[Collected data entries]
____________________
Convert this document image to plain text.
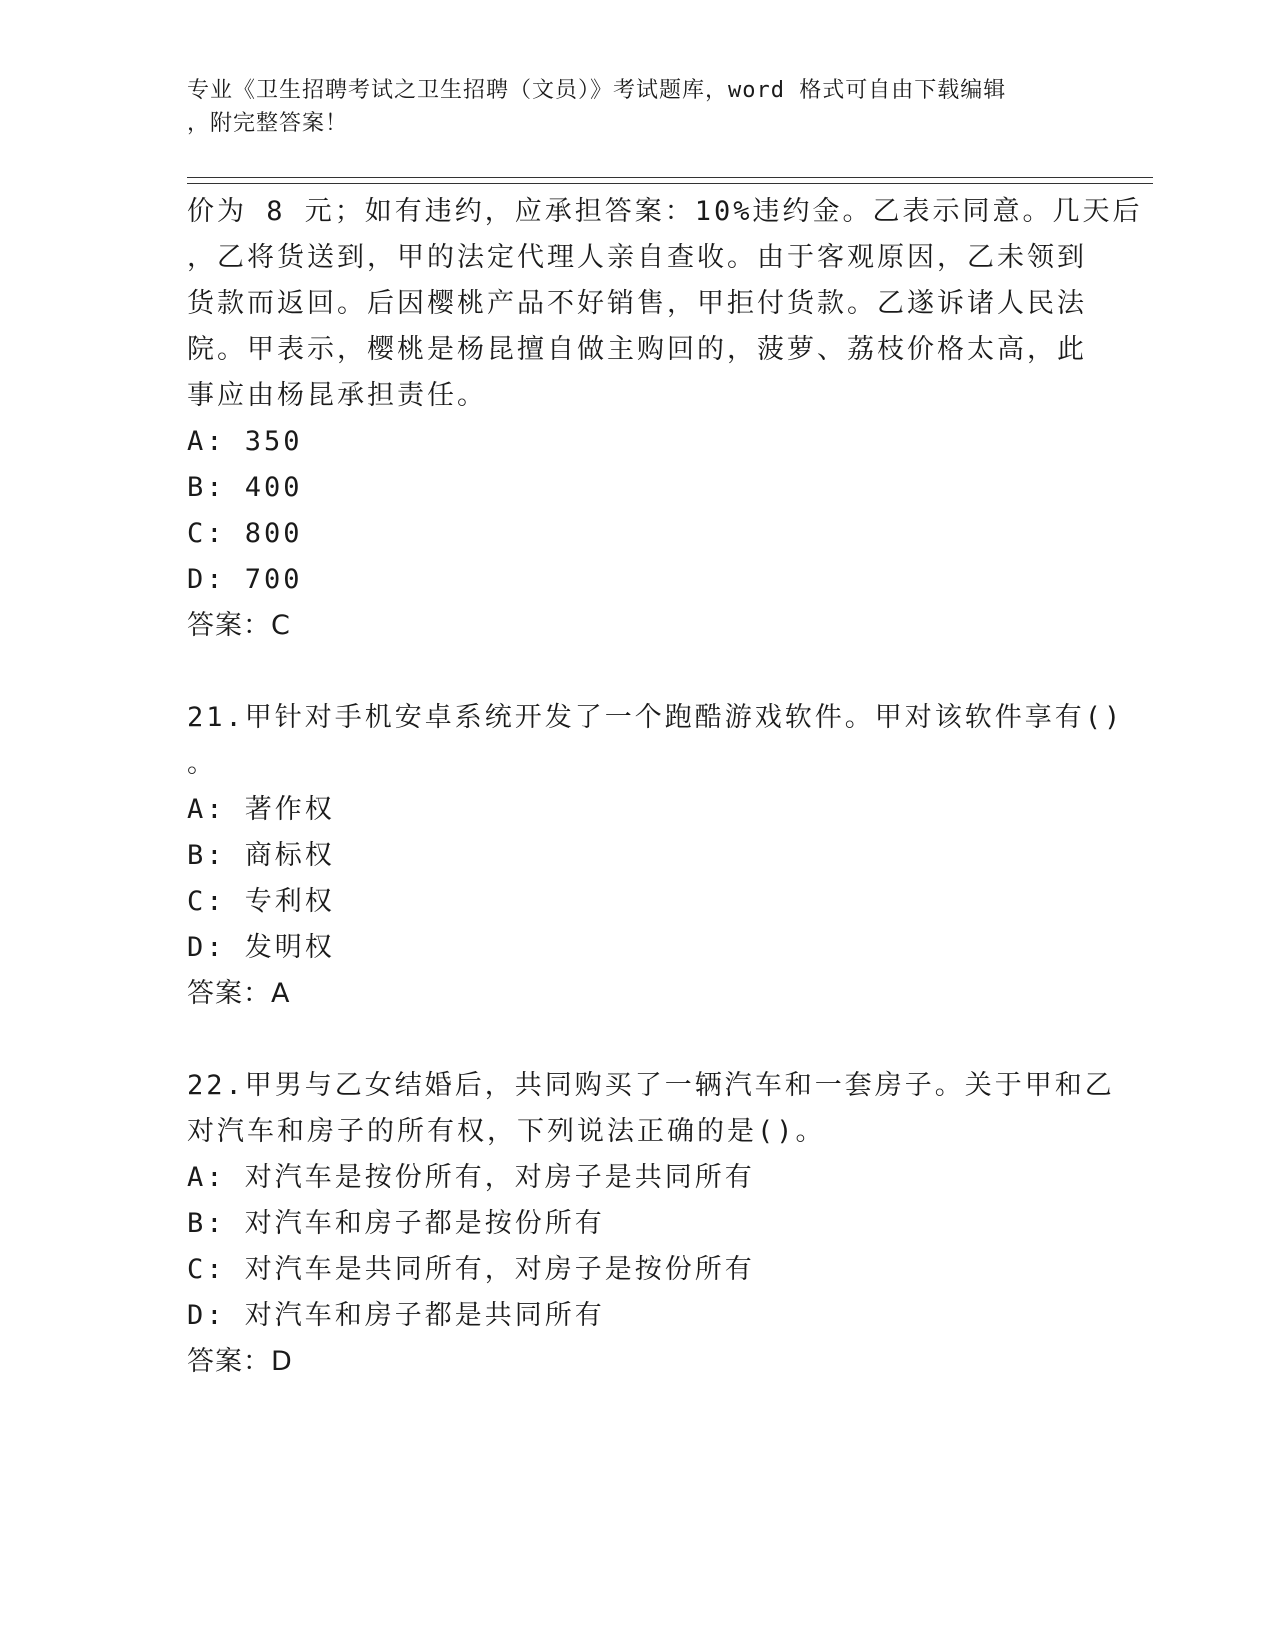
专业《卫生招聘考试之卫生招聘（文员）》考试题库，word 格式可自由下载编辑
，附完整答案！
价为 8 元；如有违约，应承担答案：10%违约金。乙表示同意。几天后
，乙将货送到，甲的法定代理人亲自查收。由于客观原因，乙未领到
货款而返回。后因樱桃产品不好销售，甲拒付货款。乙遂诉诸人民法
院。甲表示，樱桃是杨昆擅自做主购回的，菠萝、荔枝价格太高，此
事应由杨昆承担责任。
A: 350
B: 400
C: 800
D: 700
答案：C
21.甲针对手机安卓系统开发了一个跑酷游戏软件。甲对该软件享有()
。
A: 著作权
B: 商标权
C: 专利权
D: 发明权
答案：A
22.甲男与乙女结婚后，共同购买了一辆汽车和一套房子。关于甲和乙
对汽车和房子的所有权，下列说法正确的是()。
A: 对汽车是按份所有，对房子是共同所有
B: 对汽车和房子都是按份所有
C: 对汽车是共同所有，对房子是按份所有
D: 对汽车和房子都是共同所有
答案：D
____________________
> _WRITTEN EXERCISE_
Copy every record above exactly, leaving out the pictures.

> _EXPECTED ANSWER_
Convert this document image to plain text.
专业《卫生招聘考试之卫生招聘（文员）》考试题库，word 格式可自由下载编辑
，附完整答案！
价为 8 元；如有违约，应承担答案：10%违约金。乙表示同意。几天后
，乙将货送到，甲的法定代理人亲自查收。由于客观原因，乙未领到
货款而返回。后因樱桃产品不好销售，甲拒付货款。乙遂诉诸人民法
院。甲表示，樱桃是杨昆擅自做主购回的，菠萝、荔枝价格太高，此
事应由杨昆承担责任。
A: 350
B: 400
C: 800
D: 700
答案：C
21.甲针对手机安卓系统开发了一个跑酷游戏软件。甲对该软件享有()
。
A: 著作权
B: 商标权
C: 专利权
D: 发明权
答案：A
22.甲男与乙女结婚后，共同购买了一辆汽车和一套房子。关于甲和乙
对汽车和房子的所有权，下列说法正确的是()。
A: 对汽车是按份所有，对房子是共同所有
B: 对汽车和房子都是按份所有
C: 对汽车是共同所有，对房子是按份所有
D: 对汽车和房子都是共同所有
答案：D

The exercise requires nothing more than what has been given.